What you will do: Below are some records; give them all again exactly, but not the pictures.

Provided material:
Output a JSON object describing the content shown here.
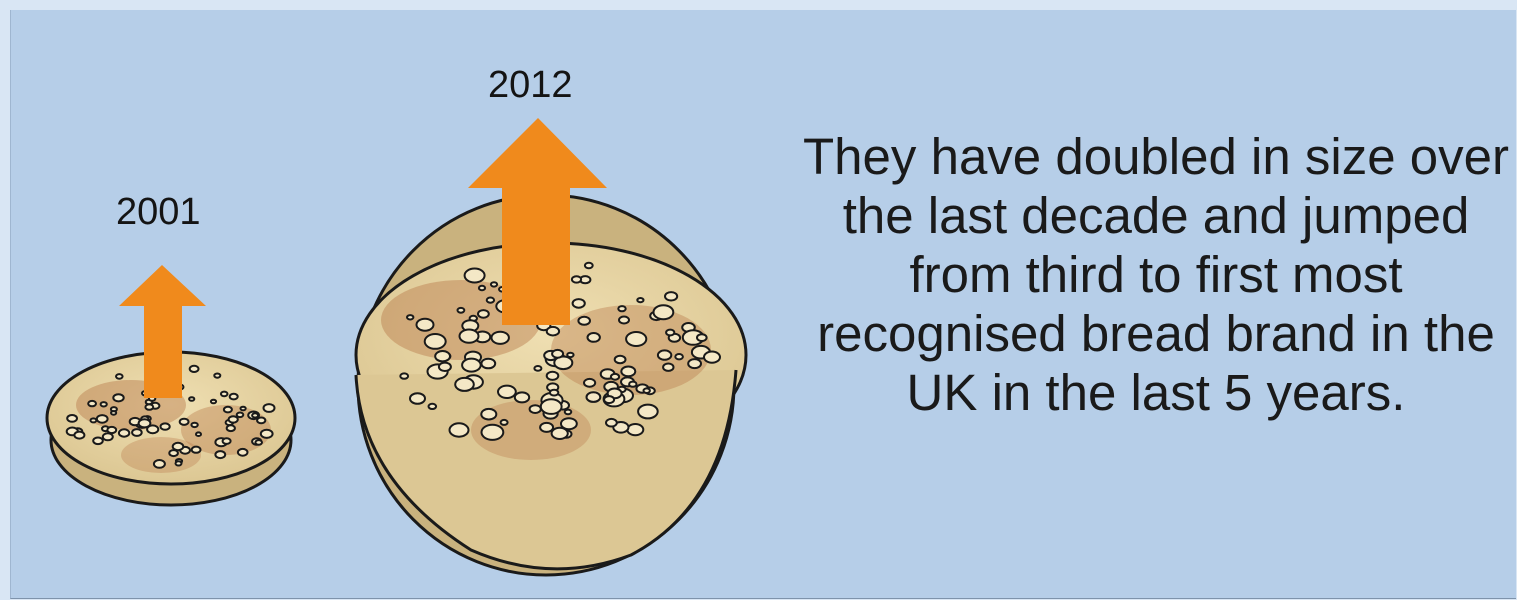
{
  "labels": {
    "year_small": "2001",
    "year_large": "2012"
  },
  "description": "They have doubled in size over the last decade and jumped from third to first most recognised bread brand in the UK in the last 5 years.",
  "colors": {
    "background": "#b6cee8",
    "arrow": "#f08a1c",
    "crumpet_base": "#ead7a4",
    "crumpet_brown": "#a86d45",
    "outline": "#1a1a1a"
  },
  "icons": [
    "crumpet-small-icon",
    "crumpet-large-icon",
    "arrow-up-small-icon",
    "arrow-up-large-icon"
  ]
}
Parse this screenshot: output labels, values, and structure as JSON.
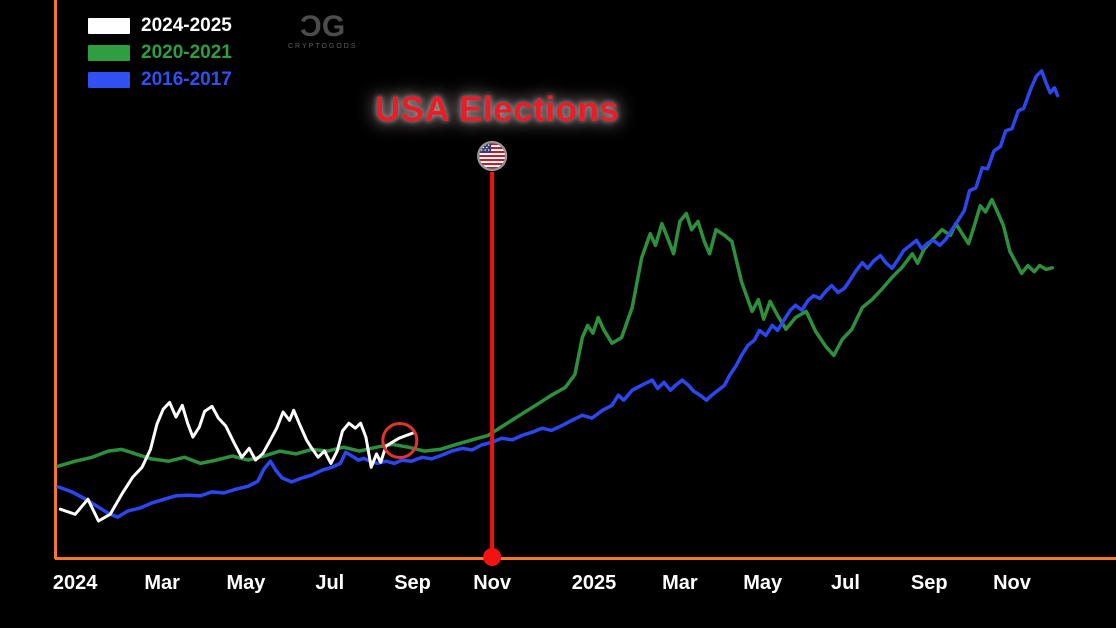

Exercise output:
Output a JSON object describing the content shown here.
{
  "labels": {
    "year_small": "2001",
    "year_large": "2012"
  },
  "description": "They have doubled in size over the last decade and jumped from third to first most recognised bread brand in the UK in the last 5 years.",
  "colors": {
    "background": "#b6cee8",
    "arrow": "#f08a1c",
    "crumpet_base": "#ead7a4",
    "crumpet_brown": "#a86d45",
    "outline": "#1a1a1a"
  },
  "icons": [
    "crumpet-small-icon",
    "crumpet-large-icon",
    "arrow-up-small-icon",
    "arrow-up-large-icon"
  ]
}
Parse this screenshot: output labels, values, and structure as JSON.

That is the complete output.